[Dataset items]
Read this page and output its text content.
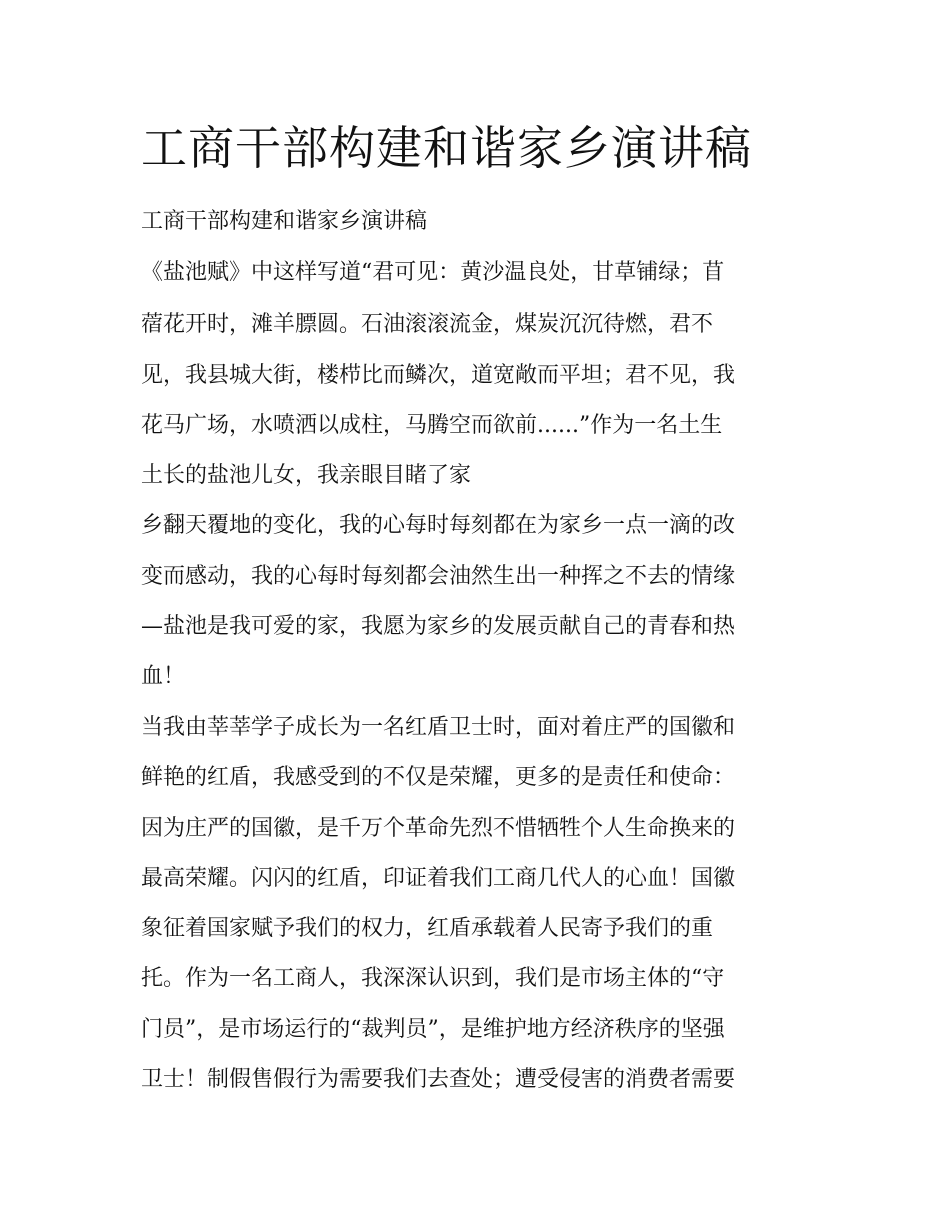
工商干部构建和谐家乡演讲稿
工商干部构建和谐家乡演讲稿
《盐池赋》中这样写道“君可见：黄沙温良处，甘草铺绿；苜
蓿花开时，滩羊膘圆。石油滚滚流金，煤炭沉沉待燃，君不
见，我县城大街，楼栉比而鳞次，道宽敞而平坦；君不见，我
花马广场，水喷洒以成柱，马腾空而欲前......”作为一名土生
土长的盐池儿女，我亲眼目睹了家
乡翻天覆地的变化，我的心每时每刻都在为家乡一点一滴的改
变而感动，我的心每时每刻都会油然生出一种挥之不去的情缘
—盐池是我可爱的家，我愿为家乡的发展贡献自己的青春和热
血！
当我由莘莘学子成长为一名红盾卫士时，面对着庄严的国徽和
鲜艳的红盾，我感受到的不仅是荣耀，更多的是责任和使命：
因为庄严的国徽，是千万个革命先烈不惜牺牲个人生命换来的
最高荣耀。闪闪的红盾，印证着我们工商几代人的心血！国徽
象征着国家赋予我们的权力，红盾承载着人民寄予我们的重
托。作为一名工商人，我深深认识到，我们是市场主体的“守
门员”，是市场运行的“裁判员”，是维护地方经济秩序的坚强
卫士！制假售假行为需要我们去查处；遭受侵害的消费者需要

* * *

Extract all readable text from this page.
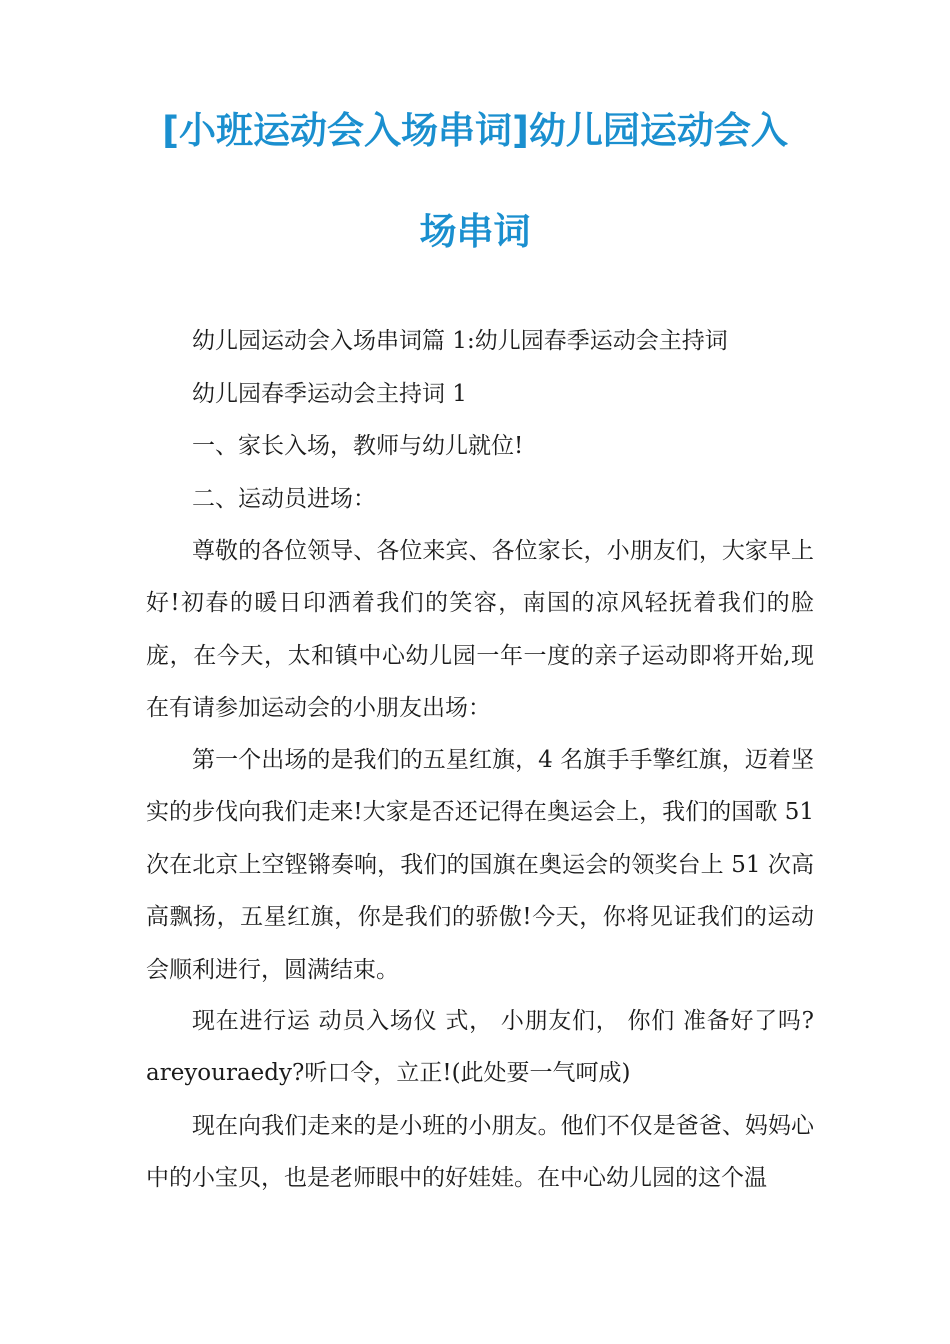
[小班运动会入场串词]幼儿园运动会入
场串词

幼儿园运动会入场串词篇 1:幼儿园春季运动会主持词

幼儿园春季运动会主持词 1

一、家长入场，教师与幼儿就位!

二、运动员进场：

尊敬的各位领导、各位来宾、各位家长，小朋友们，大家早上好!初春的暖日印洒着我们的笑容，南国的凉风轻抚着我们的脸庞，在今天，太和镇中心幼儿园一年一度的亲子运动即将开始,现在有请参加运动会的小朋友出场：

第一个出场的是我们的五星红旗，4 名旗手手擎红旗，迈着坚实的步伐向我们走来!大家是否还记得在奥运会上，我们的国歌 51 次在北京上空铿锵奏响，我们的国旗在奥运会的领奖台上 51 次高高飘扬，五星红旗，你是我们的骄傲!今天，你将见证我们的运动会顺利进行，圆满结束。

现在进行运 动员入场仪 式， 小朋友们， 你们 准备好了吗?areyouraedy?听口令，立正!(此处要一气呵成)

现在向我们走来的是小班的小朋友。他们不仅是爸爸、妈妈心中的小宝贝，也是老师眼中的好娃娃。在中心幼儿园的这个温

...

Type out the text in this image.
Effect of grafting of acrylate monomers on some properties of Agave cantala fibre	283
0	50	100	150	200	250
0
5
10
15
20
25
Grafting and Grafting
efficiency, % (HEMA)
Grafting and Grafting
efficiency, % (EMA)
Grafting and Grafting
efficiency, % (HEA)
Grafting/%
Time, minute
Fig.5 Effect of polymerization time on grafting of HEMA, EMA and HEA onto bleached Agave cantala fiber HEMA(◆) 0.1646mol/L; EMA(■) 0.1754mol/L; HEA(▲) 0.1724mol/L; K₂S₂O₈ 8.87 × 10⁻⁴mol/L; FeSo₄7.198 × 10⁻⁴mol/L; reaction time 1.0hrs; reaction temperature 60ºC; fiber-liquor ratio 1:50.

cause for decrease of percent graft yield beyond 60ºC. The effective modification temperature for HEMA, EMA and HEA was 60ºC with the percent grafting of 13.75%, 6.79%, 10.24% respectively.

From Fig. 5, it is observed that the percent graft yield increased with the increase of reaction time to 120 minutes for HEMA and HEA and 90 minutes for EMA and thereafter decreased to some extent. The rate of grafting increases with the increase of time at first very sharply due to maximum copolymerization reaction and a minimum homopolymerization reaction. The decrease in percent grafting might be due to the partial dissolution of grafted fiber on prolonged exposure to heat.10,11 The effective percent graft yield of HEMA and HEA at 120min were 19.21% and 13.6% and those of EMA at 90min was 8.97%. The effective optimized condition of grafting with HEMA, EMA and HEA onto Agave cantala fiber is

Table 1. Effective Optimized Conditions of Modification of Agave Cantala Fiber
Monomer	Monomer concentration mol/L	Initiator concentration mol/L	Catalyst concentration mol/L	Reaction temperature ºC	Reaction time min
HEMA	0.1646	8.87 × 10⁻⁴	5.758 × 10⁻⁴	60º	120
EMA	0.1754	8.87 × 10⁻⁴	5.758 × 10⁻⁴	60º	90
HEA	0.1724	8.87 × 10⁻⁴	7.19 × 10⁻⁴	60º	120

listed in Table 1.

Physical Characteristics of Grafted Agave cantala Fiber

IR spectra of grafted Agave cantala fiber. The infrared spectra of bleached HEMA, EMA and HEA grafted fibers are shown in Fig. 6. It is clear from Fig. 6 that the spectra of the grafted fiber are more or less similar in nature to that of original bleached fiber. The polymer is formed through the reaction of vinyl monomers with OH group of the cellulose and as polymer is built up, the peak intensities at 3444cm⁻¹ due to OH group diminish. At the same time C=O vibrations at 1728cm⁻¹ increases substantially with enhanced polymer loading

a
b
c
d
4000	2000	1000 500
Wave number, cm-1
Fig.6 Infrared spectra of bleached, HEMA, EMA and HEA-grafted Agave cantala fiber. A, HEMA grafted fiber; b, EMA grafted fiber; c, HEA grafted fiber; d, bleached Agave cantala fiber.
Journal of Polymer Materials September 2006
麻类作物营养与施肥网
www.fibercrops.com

** Challenge **
List every line above that contains the word "小朋友们".

** Expected output **
尊敬的各位领导、各位来宾、各位家长，小朋友们，大家早上好!初春的暖日印洒着我们的笑容，南国的凉风轻抚着我们的脸庞，在今天，太和镇中心幼儿园一年一度的亲子运动即将开始,现在有请参加运动会的小朋友出场：
现在进行运 动员入场仪 式， 小朋友们， 你们 准备好了吗?areyouraedy?听口令，立正!(此处要一气呵成)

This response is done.